**Task instructions:** Reproduce everything from the first line of the material down through the line containing "y-tick-label: 6 xyxy=(95,507,111,536)", both included, with no changes.

**Records from a collection:**
————————

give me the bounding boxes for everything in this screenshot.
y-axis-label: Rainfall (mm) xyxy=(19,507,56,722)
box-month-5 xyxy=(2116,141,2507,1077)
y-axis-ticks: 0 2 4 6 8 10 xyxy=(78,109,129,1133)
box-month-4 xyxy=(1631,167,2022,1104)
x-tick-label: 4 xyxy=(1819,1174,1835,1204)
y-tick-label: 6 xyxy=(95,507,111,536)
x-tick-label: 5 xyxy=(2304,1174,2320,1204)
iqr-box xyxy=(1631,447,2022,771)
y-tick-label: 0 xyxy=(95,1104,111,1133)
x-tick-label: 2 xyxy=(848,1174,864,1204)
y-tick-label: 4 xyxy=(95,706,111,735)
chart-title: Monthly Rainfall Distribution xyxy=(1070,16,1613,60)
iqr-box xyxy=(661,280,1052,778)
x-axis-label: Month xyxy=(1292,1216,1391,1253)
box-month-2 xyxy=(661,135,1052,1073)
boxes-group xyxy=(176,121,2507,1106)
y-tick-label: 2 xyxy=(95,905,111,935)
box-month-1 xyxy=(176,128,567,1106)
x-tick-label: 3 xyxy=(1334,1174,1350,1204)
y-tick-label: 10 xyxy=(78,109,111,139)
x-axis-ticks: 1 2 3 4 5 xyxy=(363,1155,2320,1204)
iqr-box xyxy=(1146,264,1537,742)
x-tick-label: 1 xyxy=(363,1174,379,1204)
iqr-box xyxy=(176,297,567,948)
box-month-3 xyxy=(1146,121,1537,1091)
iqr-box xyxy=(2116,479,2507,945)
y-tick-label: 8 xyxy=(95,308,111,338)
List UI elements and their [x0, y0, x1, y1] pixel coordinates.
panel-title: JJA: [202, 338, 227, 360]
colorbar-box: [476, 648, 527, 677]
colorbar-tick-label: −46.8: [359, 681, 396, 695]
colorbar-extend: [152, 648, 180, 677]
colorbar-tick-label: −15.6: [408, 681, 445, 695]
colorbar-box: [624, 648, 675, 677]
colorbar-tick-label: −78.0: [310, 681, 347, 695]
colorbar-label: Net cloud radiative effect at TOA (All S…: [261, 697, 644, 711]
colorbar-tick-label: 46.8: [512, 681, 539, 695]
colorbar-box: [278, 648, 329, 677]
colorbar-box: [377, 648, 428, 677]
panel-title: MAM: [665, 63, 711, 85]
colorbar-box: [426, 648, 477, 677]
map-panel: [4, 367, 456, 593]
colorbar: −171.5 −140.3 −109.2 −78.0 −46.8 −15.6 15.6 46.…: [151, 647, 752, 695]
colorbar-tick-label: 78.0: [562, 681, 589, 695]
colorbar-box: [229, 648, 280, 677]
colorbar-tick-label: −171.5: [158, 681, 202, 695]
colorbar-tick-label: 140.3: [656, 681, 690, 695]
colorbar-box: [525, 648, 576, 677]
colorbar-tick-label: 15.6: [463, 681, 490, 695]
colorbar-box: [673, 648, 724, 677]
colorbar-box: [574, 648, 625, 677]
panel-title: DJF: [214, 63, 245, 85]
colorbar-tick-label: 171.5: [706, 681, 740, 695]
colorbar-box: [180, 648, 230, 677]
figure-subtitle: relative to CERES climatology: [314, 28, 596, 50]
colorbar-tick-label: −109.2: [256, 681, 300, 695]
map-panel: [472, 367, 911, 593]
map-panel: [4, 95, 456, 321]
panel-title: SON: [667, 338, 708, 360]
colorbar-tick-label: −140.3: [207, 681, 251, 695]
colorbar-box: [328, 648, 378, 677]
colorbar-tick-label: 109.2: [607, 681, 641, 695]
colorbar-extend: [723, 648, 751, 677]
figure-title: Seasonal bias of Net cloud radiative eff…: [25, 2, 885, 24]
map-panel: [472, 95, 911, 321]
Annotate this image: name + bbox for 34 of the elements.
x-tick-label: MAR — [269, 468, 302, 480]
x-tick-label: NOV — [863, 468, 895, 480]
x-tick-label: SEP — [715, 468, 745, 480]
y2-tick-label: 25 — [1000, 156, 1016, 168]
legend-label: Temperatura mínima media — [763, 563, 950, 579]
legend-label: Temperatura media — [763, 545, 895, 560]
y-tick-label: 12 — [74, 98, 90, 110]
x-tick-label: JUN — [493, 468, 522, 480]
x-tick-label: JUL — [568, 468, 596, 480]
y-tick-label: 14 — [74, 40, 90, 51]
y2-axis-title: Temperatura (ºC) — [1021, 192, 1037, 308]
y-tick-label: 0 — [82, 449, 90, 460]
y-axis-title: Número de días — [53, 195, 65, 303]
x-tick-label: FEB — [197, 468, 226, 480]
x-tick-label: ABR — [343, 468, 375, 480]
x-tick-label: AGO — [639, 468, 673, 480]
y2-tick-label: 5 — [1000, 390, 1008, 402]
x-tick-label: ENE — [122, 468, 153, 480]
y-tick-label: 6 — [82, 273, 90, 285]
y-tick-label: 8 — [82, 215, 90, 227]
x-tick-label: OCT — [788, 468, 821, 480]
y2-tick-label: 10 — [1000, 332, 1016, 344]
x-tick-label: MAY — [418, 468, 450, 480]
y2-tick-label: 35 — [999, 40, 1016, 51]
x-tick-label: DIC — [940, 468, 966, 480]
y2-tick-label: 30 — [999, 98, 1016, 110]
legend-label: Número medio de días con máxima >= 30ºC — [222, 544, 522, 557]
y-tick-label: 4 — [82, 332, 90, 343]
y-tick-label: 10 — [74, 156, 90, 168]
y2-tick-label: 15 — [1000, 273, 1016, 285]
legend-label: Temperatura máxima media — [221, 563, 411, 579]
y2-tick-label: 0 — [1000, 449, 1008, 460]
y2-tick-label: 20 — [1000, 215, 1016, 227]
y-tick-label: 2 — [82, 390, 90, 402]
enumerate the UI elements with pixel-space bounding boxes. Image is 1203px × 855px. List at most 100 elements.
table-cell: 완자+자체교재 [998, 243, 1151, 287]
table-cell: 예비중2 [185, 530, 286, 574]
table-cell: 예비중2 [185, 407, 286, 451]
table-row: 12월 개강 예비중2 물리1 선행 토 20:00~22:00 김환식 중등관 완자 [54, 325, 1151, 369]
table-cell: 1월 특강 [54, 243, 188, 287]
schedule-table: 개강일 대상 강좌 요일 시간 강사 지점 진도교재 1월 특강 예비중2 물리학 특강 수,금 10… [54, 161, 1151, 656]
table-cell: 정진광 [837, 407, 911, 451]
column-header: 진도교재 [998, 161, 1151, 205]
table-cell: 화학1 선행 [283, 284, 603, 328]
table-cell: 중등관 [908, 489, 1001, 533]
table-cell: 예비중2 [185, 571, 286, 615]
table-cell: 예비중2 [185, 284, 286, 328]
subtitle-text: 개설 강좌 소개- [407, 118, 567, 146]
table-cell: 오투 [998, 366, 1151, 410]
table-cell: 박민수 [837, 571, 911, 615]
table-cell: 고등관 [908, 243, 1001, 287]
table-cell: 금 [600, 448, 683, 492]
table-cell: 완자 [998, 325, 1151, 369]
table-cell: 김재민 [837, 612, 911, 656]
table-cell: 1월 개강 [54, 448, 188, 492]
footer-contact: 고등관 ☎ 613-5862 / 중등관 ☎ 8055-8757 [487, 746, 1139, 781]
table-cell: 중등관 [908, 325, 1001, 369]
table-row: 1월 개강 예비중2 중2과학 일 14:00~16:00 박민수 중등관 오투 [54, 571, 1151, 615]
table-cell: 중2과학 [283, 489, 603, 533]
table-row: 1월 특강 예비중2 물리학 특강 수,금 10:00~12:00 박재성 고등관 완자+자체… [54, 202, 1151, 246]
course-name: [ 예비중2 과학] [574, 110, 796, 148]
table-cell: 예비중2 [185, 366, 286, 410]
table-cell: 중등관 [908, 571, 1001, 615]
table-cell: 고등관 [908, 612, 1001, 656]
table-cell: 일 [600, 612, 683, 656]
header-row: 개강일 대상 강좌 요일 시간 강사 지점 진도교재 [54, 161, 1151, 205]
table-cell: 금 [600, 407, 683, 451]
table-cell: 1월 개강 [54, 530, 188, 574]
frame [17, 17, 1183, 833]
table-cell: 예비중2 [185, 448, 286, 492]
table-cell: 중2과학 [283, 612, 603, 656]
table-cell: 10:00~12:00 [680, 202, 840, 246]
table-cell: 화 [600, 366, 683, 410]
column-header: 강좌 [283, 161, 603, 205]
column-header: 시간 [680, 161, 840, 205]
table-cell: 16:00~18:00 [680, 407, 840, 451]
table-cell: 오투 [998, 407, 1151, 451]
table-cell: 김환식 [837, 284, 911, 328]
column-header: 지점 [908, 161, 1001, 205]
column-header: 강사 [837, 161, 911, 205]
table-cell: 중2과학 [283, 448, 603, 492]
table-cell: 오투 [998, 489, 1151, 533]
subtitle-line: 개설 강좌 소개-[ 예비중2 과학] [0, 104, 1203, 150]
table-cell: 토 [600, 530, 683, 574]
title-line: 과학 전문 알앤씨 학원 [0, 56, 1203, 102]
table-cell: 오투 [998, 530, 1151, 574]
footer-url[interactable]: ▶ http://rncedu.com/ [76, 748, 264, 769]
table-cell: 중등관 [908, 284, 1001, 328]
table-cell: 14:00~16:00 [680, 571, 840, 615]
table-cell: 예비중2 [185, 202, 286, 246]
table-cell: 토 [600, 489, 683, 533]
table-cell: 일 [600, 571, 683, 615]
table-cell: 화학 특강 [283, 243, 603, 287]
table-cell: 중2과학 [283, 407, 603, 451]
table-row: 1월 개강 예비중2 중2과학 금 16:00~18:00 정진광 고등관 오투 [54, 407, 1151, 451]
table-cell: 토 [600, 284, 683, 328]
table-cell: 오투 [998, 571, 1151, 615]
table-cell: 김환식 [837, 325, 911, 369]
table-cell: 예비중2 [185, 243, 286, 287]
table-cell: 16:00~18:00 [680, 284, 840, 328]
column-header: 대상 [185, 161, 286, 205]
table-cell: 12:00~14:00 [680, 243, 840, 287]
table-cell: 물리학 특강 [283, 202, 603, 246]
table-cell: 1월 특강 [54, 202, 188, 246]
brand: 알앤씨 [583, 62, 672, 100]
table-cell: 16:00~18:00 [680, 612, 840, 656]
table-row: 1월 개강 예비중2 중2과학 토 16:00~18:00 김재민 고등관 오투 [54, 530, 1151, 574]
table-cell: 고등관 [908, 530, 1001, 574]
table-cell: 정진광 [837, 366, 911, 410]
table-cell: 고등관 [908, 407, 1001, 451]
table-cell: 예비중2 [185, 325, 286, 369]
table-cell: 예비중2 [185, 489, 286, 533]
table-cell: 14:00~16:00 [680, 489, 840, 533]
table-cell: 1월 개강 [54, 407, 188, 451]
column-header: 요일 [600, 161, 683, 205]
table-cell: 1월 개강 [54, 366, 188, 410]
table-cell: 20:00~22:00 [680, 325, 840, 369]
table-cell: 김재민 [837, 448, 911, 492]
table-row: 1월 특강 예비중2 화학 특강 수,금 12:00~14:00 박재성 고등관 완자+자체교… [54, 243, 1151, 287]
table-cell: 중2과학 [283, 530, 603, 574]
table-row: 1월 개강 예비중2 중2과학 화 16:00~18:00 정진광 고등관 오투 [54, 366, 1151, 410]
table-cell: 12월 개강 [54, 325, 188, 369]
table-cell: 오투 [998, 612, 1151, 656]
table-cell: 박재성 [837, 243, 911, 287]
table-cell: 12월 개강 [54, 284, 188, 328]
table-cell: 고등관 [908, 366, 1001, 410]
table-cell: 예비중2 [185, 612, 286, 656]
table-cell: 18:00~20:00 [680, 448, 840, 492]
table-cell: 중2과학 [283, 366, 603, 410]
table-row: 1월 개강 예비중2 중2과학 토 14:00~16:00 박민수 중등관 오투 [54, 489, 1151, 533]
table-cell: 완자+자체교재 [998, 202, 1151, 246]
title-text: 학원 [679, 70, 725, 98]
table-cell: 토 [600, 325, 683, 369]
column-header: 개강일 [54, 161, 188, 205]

————————

**Finished task:**
give me the bounding boxes for everything in this screenshot.
y-axis-label: Rainfall (mm) xyxy=(19,507,56,722)
box-month-5 xyxy=(2116,141,2507,1077)
y-axis-ticks: 0 2 4 6 8 10 xyxy=(78,109,129,1133)
box-month-4 xyxy=(1631,167,2022,1104)
x-tick-label: 4 xyxy=(1819,1174,1835,1204)
y-tick-label: 6 xyxy=(95,507,111,536)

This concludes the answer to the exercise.